AIM OF THE TASK: Output all of the records exactly as written.

RECORDS TO PROCESS:

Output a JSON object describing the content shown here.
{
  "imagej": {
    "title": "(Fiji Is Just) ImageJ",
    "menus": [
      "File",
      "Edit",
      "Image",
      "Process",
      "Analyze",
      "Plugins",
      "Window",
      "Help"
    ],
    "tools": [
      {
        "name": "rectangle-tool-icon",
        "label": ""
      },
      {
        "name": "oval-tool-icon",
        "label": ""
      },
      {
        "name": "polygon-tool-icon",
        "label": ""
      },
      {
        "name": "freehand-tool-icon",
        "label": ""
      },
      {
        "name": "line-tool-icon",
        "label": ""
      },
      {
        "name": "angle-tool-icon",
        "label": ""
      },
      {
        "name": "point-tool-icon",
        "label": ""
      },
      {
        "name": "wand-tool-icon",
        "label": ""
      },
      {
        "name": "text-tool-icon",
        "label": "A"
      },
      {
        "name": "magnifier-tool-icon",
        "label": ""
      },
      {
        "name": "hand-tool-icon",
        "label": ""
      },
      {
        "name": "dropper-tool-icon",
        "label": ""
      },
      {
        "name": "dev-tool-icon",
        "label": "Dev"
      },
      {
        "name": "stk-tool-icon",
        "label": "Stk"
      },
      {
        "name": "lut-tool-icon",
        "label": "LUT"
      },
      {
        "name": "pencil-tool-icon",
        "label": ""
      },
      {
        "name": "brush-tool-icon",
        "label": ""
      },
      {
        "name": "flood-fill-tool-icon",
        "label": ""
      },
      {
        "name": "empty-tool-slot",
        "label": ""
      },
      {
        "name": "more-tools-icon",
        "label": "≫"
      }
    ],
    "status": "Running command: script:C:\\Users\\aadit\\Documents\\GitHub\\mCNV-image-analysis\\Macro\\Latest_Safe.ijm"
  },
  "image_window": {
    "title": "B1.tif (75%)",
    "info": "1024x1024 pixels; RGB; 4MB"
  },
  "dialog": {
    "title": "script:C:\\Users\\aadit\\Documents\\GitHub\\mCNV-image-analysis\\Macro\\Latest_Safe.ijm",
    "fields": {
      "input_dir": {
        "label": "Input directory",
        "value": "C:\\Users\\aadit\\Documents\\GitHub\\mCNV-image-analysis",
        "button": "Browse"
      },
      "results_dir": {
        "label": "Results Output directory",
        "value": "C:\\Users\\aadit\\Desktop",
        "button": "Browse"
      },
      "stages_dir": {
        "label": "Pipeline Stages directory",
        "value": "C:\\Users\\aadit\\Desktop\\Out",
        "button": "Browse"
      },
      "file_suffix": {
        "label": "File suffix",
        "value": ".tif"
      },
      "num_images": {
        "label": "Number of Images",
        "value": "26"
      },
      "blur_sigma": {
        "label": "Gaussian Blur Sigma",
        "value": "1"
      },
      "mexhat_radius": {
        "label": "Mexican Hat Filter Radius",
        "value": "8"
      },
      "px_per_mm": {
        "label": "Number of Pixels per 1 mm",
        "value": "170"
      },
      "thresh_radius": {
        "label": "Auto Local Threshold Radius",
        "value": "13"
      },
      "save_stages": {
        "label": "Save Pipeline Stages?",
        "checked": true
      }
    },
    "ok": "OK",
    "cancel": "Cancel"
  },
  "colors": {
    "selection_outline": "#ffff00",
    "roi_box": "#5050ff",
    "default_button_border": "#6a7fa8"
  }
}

EXPECTED ANSWER:
Output a JSON object describing the content shown here.
{
  "imagej": {
    "title": "(Fiji Is Just) ImageJ",
    "menus": [
      "File",
      "Edit",
      "Image",
      "Process",
      "Analyze",
      "Plugins",
      "Window",
      "Help"
    ],
    "tools": [
      {
        "name": "rectangle-tool-icon",
        "label": ""
      },
      {
        "name": "oval-tool-icon",
        "label": ""
      },
      {
        "name": "polygon-tool-icon",
        "label": ""
      },
      {
        "name": "freehand-tool-icon",
        "label": ""
      },
      {
        "name": "line-tool-icon",
        "label": ""
      },
      {
        "name": "angle-tool-icon",
        "label": ""
      },
      {
        "name": "point-tool-icon",
        "label": ""
      },
      {
        "name": "wand-tool-icon",
        "label": ""
      },
      {
        "name": "text-tool-icon",
        "label": "A"
      },
      {
        "name": "magnifier-tool-icon",
        "label": ""
      },
      {
        "name": "hand-tool-icon",
        "label": ""
      },
      {
        "name": "dropper-tool-icon",
        "label": ""
      },
      {
        "name": "dev-tool-icon",
        "label": "Dev"
      },
      {
        "name": "stk-tool-icon",
        "label": "Stk"
      },
      {
        "name": "lut-tool-icon",
        "label": "LUT"
      },
      {
        "name": "pencil-tool-icon",
        "label": ""
      },
      {
        "name": "brush-tool-icon",
        "label": ""
      },
      {
        "name": "flood-fill-tool-icon",
        "label": ""
      },
      {
        "name": "empty-tool-slot",
        "label": ""
      },
      {
        "name": "more-tools-icon",
        "label": "≫"
      }
    ],
    "status": "Running command: script:C:\\Users\\aadit\\Documents\\GitHub\\mCNV-image-analysis\\Macro\\Latest_Safe.ijm"
  },
  "image_window": {
    "title": "B1.tif (75%)",
    "info": "1024x1024 pixels; RGB; 4MB"
  },
  "dialog": {
    "title": "script:C:\\Users\\aadit\\Documents\\GitHub\\mCNV-image-analysis\\Macro\\Latest_Safe.ijm",
    "fields": {
      "input_dir": {
        "label": "Input directory",
        "value": "C:\\Users\\aadit\\Documents\\GitHub\\mCNV-image-analysis",
        "button": "Browse"
      },
      "results_dir": {
        "label": "Results Output directory",
        "value": "C:\\Users\\aadit\\Desktop",
        "button": "Browse"
      },
      "stages_dir": {
        "label": "Pipeline Stages directory",
        "value": "C:\\Users\\aadit\\Desktop\\Out",
        "button": "Browse"
      },
      "file_suffix": {
        "label": "File suffix",
        "value": ".tif"
      },
      "num_images": {
        "label": "Number of Images",
        "value": "26"
      },
      "blur_sigma": {
        "label": "Gaussian Blur Sigma",
        "value": "1"
      },
      "mexhat_radius": {
        "label": "Mexican Hat Filter Radius",
        "value": "8"
      },
      "px_per_mm": {
        "label": "Number of Pixels per 1 mm",
        "value": "170"
      },
      "thresh_radius": {
        "label": "Auto Local Threshold Radius",
        "value": "13"
      },
      "save_stages": {
        "label": "Save Pipeline Stages?",
        "checked": true
      }
    },
    "ok": "OK",
    "cancel": "Cancel"
  },
  "colors": {
    "selection_outline": "#ffff00",
    "roi_box": "#5050ff",
    "default_button_border": "#6a7fa8"
  }
}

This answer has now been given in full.